### Exercise prompt
Transcribe each entry below exactly. Pictures do not go in the copy.

Records
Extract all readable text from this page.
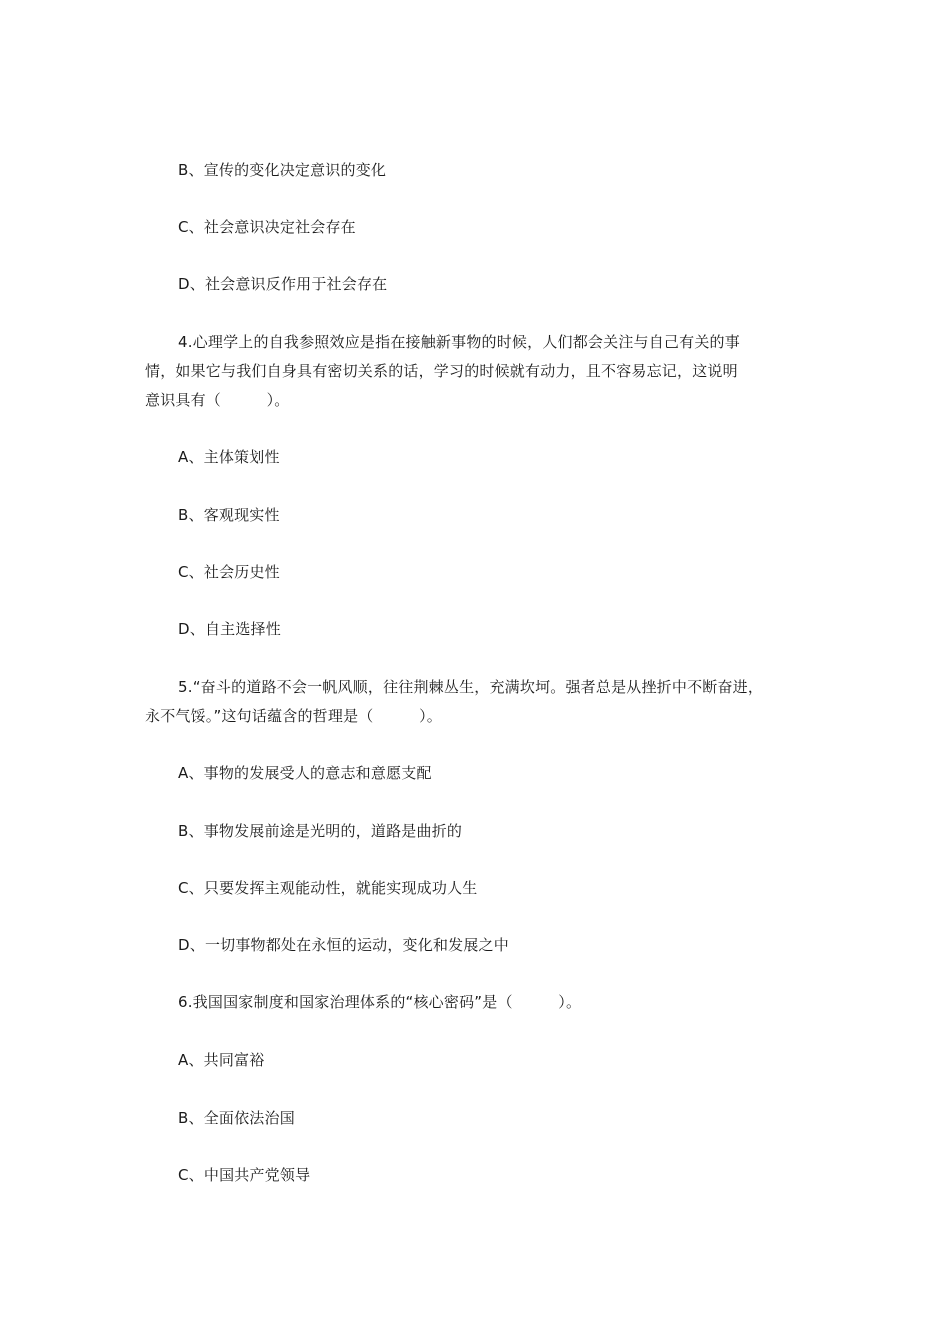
B、宣传的变化决定意识的变化
C、社会意识决定社会存在
D、社会意识反作用于社会存在
4.心理学上的自我参照效应是指在接触新事物的时候，人们都会关注与自己有关的事
情，如果它与我们自身具有密切关系的话，学习的时候就有动力，且不容易忘记，这说明
意识具有（　　　）。
A、主体策划性
B、客观现实性
C、社会历史性
D、自主选择性
5.“奋斗的道路不会一帆风顺，往往荆棘丛生，充满坎坷。强者总是从挫折中不断奋进，
永不气馁。”这句话蕴含的哲理是（　　　）。
A、事物的发展受人的意志和意愿支配
B、事物发展前途是光明的，道路是曲折的
C、只要发挥主观能动性，就能实现成功人生
D、一切事物都处在永恒的运动，变化和发展之中
6.我国国家制度和国家治理体系的“核心密码”是（　　　）。
A、共同富裕
B、全面依法治国
C、中国共产党领导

### Answer to the task
Extract all readable text from this page.
B、宣传的变化决定意识的变化
C、社会意识决定社会存在
D、社会意识反作用于社会存在
4.心理学上的自我参照效应是指在接触新事物的时候，人们都会关注与自己有关的事
情，如果它与我们自身具有密切关系的话，学习的时候就有动力，且不容易忘记，这说明
意识具有（　　　）。
A、主体策划性
B、客观现实性
C、社会历史性
D、自主选择性
5.“奋斗的道路不会一帆风顺，往往荆棘丛生，充满坎坷。强者总是从挫折中不断奋进，
永不气馁。”这句话蕴含的哲理是（　　　）。
A、事物的发展受人的意志和意愿支配
B、事物发展前途是光明的，道路是曲折的
C、只要发挥主观能动性，就能实现成功人生
D、一切事物都处在永恒的运动，变化和发展之中
6.我国国家制度和国家治理体系的“核心密码”是（　　　）。
A、共同富裕
B、全面依法治国
C、中国共产党领导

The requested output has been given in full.